The exercise
Search the data for the word "安全标杆" and copy every line where it occurs.

— start of Record list —

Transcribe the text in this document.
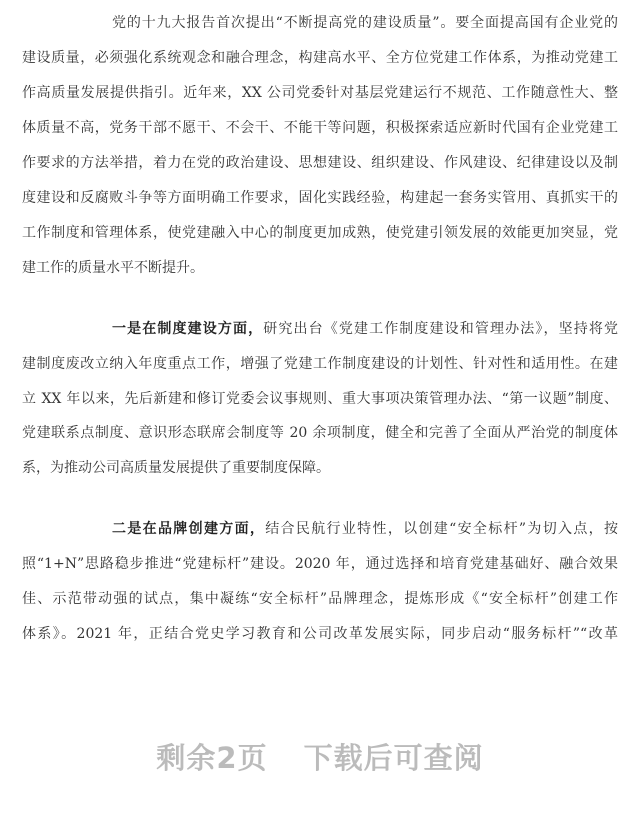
党的十九大报告首次提出“不断提高党的建设质量”。要全面提高国有企业党的
建设质量，必须强化系统观念和融合理念，构建高水平、全方位党建工作体系，为推动党建工
作高质量发展提供指引。近年来，XX 公司党委针对基层党建运行不规范、工作随意性大、整
体质量不高，党务干部不愿干、不会干、不能干等问题，积极探索适应新时代国有企业党建工
作要求的方法举措，着力在党的政治建设、思想建设、组织建设、作风建设、纪律建设以及制
度建设和反腐败斗争等方面明确工作要求，固化实践经验，构建起一套务实管用、真抓实干的
工作制度和管理体系，使党建融入中心的制度更加成熟，使党建引领发展的效能更加突显，党
建工作的质量水平不断提升。
一是在制度建设方面，研究出台《党建工作制度建设和管理办法》，坚持将党
建制度废改立纳入年度重点工作，增强了党建工作制度建设的计划性、针对性和适用性。在建
立 XX 年以来，先后新建和修订党委会议事规则、重大事项决策管理办法、“第一议题”制度、
党建联系点制度、意识形态联席会制度等 20 余项制度，健全和完善了全面从严治党的制度体
系，为推动公司高质量发展提供了重要制度保障。
二是在品牌创建方面，结合民航行业特性，以创建“安全标杆”为切入点，按
照“1+N”思路稳步推进“党建标杆”建设。2020 年，通过选择和培育党建基础好、融合效果
佳、示范带动强的试点，集中凝练“安全标杆”品牌理念，提炼形成《“安全标杆”创建工作
体系》。2021 年，正结合党史学习教育和公司改革发展实际，同步启动“服务标杆”“改革
剩余2页 下载后可查阅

— end of Record list —

Complete answer
二是在品牌创建方面，结合民航行业特性，以创建“安全标杆”为切入点，按
佳、示范带动强的试点，集中凝练“安全标杆”品牌理念，提炼形成《“安全标杆”创建工作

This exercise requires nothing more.